Entries with figure data

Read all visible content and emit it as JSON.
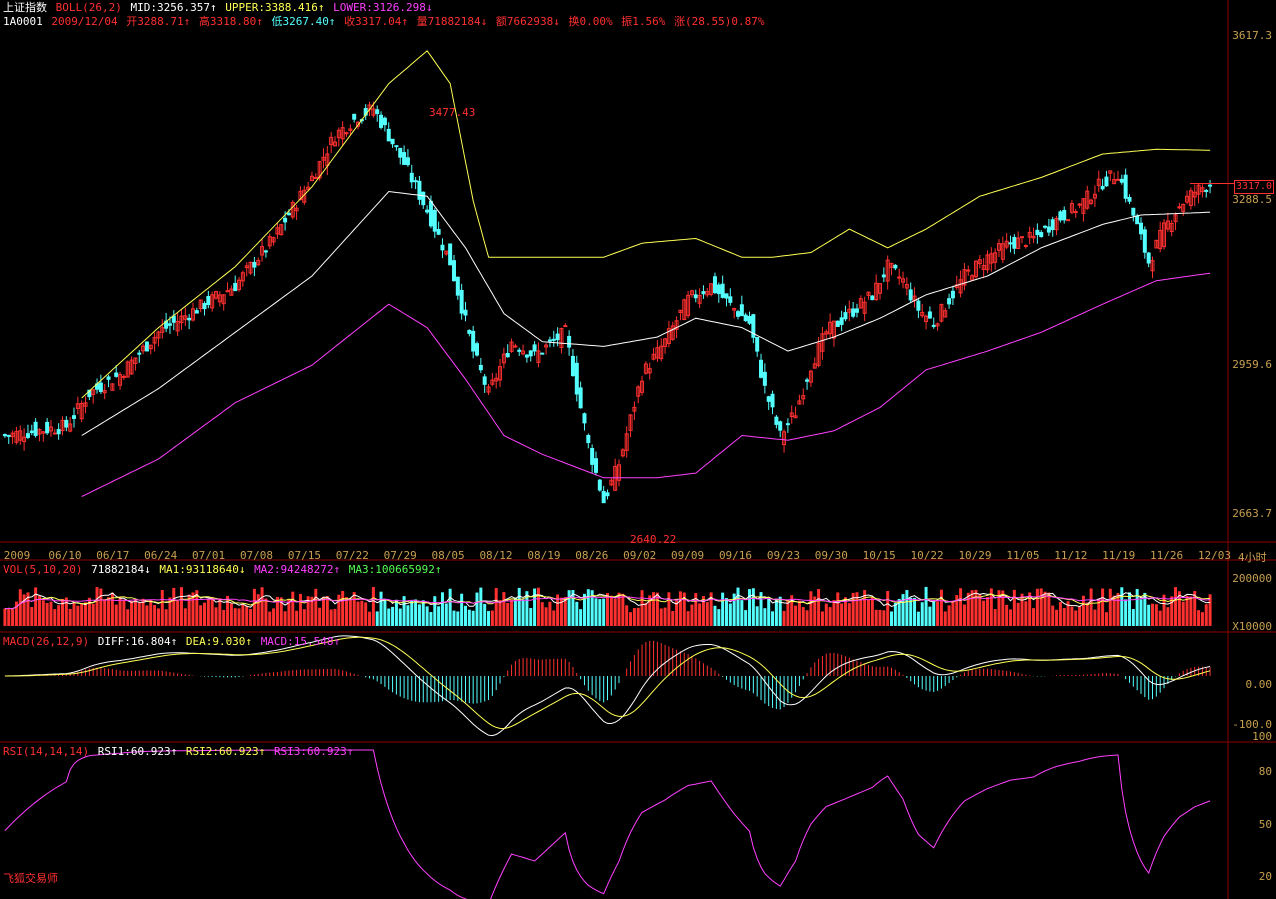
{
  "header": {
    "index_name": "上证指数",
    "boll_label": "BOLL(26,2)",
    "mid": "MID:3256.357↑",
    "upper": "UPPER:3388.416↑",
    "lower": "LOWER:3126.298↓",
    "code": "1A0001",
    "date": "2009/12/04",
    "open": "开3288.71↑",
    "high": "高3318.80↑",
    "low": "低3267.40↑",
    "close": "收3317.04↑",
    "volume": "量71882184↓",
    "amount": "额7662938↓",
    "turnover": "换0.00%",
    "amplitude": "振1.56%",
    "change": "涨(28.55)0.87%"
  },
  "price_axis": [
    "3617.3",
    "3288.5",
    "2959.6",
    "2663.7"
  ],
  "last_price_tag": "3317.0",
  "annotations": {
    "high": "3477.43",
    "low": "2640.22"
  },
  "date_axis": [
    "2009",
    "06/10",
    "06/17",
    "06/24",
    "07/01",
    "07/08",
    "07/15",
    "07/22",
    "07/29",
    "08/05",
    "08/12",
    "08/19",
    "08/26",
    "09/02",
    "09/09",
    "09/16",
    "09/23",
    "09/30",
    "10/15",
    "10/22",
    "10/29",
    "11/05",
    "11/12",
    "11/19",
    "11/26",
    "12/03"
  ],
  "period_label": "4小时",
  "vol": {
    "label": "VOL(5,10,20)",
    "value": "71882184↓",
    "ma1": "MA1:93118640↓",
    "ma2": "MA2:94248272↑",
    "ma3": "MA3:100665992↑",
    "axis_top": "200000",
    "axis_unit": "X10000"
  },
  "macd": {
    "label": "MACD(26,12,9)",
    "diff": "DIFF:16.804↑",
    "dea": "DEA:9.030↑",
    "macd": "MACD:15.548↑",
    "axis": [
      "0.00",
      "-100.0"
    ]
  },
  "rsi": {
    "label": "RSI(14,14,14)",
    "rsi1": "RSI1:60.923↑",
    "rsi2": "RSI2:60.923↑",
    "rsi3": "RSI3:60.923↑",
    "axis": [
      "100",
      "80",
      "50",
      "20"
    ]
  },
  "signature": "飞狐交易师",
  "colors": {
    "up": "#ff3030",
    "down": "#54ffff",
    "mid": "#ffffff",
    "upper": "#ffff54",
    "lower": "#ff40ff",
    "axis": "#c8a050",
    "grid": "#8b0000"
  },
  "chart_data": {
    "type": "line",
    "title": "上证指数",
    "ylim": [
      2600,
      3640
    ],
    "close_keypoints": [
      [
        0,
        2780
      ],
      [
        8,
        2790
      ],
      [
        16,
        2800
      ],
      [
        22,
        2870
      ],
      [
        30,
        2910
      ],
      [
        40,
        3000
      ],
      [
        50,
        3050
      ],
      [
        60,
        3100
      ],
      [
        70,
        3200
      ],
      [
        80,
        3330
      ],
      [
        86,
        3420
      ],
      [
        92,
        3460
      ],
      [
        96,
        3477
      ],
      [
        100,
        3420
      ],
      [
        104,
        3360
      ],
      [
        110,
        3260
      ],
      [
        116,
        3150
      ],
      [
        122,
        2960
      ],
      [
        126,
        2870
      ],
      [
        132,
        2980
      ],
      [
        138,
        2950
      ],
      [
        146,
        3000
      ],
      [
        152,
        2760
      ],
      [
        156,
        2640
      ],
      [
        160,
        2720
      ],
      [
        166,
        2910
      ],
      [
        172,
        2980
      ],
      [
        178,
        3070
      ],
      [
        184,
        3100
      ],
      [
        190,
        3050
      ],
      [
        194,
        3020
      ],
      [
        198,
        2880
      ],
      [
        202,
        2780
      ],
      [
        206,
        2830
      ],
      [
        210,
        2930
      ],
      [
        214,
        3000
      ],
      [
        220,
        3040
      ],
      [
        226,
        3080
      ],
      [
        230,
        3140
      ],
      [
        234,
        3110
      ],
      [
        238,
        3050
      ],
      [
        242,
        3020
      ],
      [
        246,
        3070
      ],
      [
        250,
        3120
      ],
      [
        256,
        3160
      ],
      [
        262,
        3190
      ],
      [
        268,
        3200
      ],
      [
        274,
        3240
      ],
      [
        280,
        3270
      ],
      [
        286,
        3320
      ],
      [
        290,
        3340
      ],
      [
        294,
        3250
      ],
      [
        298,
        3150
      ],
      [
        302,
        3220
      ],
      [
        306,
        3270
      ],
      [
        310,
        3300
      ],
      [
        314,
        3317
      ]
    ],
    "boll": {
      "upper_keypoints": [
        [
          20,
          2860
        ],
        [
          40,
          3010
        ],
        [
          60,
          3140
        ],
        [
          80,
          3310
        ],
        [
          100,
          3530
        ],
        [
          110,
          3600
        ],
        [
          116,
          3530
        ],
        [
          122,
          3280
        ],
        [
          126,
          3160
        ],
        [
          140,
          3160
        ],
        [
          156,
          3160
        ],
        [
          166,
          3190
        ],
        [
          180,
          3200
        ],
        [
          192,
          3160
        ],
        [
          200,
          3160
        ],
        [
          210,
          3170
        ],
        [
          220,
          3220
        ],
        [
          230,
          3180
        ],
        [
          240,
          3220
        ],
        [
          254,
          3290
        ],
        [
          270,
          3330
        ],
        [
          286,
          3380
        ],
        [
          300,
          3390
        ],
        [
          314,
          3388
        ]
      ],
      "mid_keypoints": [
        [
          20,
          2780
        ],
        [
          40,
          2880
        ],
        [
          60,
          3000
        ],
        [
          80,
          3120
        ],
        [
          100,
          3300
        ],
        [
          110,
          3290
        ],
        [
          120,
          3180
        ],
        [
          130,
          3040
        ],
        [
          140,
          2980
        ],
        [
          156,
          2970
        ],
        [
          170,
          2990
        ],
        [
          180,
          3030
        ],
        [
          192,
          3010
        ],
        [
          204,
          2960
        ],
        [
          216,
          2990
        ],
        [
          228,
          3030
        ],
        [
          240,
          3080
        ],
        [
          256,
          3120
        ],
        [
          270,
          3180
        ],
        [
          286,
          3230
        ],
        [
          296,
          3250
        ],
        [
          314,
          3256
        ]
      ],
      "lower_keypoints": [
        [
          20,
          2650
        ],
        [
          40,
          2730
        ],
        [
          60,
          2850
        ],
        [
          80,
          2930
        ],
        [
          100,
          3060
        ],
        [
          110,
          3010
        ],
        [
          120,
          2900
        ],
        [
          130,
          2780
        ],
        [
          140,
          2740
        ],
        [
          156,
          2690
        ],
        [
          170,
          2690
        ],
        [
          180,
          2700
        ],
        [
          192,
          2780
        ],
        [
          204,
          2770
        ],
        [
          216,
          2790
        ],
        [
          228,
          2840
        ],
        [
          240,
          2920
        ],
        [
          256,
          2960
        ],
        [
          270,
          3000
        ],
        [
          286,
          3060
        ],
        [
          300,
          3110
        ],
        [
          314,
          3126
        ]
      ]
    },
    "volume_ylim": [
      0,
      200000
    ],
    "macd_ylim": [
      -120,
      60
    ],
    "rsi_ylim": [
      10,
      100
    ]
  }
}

--

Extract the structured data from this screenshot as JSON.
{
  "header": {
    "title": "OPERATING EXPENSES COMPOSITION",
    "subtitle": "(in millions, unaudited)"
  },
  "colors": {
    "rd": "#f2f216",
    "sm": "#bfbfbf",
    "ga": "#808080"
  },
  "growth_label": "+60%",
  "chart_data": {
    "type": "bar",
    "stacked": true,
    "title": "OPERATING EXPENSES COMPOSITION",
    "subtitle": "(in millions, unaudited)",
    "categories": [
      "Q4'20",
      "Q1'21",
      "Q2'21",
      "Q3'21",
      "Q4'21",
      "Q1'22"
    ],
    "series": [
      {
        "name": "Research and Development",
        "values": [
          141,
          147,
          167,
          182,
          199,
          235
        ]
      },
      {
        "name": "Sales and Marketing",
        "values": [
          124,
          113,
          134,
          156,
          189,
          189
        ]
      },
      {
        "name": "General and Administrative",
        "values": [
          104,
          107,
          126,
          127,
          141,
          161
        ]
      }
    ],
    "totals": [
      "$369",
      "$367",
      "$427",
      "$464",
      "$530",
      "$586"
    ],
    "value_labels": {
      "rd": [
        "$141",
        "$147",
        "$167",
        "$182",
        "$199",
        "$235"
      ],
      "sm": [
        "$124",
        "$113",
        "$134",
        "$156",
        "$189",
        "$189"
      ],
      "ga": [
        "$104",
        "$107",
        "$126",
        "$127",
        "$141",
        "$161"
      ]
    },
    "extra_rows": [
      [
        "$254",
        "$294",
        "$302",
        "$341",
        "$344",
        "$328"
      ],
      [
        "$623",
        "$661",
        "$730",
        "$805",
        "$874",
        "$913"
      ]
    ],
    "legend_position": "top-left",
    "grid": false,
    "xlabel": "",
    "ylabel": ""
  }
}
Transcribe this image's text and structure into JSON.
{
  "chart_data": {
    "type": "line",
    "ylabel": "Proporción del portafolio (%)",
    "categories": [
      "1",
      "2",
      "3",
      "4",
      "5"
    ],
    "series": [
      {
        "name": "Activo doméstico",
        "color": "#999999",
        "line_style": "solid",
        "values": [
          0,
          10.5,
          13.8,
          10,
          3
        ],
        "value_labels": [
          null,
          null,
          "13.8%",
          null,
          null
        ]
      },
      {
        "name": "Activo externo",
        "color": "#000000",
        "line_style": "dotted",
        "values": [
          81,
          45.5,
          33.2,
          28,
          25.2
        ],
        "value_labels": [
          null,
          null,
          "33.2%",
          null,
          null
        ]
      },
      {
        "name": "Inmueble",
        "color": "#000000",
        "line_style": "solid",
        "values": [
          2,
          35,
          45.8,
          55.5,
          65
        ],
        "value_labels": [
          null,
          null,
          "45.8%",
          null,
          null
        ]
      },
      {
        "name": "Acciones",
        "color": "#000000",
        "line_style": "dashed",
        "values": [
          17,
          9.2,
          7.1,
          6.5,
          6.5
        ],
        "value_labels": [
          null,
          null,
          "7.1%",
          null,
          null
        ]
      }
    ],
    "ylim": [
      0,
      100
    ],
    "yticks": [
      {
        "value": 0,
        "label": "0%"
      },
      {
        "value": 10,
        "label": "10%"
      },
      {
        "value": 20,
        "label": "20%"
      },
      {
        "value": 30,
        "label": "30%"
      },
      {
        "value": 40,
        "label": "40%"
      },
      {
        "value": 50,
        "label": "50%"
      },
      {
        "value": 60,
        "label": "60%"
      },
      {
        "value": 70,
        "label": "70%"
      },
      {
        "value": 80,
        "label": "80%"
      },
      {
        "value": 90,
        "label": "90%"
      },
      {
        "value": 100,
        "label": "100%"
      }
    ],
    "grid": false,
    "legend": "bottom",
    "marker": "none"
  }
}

**STATED EXERCISE:** Show every line from the listing above in which the string "unaudited" appears.

**RESPONSE TO THIS TASK:**
    "subtitle": "(in millions, unaudited)"
    "subtitle": "(in millions, unaudited)",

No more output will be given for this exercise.